Série d'exercices:
A. D'après l'extrait, quelle traduction présente la structure énonciative la plus proche de la version originale ?
B. Recopiez fidèlement le passage de l'extrait qui s'ouvre sur les mots "La phrase en discours" et se termine par les mots "lue comme un discours indirect.".

Extrait du document:

-=-=-=-=-

La phrase en discours indirect libre commence avec le commentaire de Mrs Ramsay
melangé avec les mots du narrateur ‘She was now beginning to feel annoyed’; il s’agit
d’une phrase longue interrompue par sept virgules, deux point virgule et un tiret. La
phrase termine avec le plat que Mildred préfère: ‘Boeuf en Danube’.
La phrase de Lanoire est beaucoup plus fluide que celle de Woolf parce qu’elle
contient seulement un point virgule et deux points. En plus, il n’utilise pas une
combinaison qui mélange passé et présent quand elle traduit ‘Elle commençait à leur
en vouloir’. Par conséquent sa phrase peut être lue comme un discours indirect.
Merle utilise deux virgules, deux point virgule et un deux points et c’est à cause de
cela que la synthaxe de sa phrase est moins incohérente que celle de la version
originale. En tout cas elle utilise la combination passé-présent et sa phrase peut être
encore lue comme un discours indirect libre.
La phrase de Pellan est la plus proche à la version originale parce qu’elle utilise
quatre virgules, un point virgule et un tiret. En plus elle maintient l’opposition
passé/présent: c’est pour cela que sa phrase est en discours indirect libre.
La dernière phrase du paragraphe est en discours indirect libre aussi et dans la version
originale est désunie parce qu’elle présente cinq virgules et un point virgule. Lanoire
divise la phrase en deux et traduit ‘of course’ avec ‘et cependant’: la première phrase
n’a pas de ponctuation à l’exception du point et la deuxième présente deux virgules.
Toutes les deux peuvent être lues comme un discours indirect.
Merle utlise cinq virgules et trois point virgule et donc la phrase est moins désunie
que dans la version originale. Elle utilise naturellement et justement ce soir avec on
était sorti, on tardait et raté qui sont plus idiomatiques que les choix de Lanoire
(example: perdu).
Les choix lexicales de Pellan révèlent aussi la voix de Mrs Ramsay derrier celle du
narrateur avec bien sûr, justement, diable vauvert et fichu: ‘raté’ et ‘fichu’ sont des
mots colloquiales qui n’aident pas à faire une distinction entre la personne qui parle
et la personne qui raconte.
A partir de ces petits extraits on peut donc observer que la traduction de Lanoire
donne moins d’accès direct aux mots des personnages focalisés que celles Merle et
Pellan. La traduction de Pellan présente la structure énonciative la plus proche à la
version originale.
Ces différences changent un peu la traduction de Lanoire par rapport aux autres deux
parce qu’elles conduisent à des passages où les voix des personnages focalisés sont
moins mélangées avec celle du narrateur ou présentent des types différents de
discours rapporté. La traduction de Lanoire montre une différence très claire entre le
monde du narrateur et celui des personnages; au contraire les traductions de Merle et
de Pellan reproduisent l’hybridité du discours indirect libre et l’hétérogénéité de la
structure originale.

-=-=-=-=-

Données fournies:
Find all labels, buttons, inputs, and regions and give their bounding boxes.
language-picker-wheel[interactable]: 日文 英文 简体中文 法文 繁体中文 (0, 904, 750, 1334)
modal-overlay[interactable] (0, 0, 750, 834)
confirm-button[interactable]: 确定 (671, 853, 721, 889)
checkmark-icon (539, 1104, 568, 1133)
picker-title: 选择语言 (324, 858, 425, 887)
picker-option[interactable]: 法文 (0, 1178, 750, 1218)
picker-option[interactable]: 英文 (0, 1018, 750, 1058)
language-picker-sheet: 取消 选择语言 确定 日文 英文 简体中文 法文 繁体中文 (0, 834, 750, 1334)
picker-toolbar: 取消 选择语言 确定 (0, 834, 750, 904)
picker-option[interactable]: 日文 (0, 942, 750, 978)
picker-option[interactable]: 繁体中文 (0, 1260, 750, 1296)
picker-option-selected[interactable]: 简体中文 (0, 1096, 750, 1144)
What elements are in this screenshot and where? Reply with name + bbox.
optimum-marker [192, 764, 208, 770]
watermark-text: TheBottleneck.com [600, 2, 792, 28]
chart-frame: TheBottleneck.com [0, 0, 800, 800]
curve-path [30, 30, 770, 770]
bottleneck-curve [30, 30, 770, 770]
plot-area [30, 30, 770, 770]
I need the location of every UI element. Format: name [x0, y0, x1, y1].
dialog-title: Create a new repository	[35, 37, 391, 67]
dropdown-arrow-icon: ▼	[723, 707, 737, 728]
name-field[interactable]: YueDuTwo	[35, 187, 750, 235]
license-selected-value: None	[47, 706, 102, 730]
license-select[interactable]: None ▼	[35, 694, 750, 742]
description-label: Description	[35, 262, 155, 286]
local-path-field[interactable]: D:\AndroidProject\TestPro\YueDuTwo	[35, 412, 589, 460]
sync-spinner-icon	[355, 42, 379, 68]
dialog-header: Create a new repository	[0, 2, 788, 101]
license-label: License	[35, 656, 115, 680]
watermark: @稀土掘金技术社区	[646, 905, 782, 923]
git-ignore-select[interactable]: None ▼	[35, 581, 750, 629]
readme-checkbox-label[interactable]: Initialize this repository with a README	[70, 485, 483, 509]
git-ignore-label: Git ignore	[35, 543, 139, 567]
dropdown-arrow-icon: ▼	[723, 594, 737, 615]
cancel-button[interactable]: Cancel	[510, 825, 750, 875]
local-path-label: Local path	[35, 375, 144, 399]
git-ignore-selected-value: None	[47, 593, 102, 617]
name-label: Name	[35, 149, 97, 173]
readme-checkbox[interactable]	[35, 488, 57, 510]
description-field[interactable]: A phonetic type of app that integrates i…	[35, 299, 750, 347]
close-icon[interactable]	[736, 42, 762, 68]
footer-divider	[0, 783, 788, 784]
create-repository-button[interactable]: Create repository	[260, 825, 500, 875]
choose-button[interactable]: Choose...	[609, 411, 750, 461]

-=-=-=-=-

Liste des réponses:
A. La traduction de Pellan.

B.
La phrase en discours indirect libre commence avec le commentaire de Mrs Ramsay
melangé avec les mots du narrateur ‘She was now beginning to feel annoyed’; il s’agit
d’une phrase longue interrompue par sept virgules, deux point virgule et un tiret. La
phrase termine avec le plat que Mildred préfère: ‘Boeuf en Danube’.
La phrase de Lanoire est beaucoup plus fluide que celle de Woolf parce qu’elle
contient seulement un point virgule et deux points. En plus, il n’utilise pas une
combinaison qui mélange passé et présent quand elle traduit ‘Elle commençait à leur
en vouloir’. Par conséquent sa phrase peut être lue comme un discours indirect.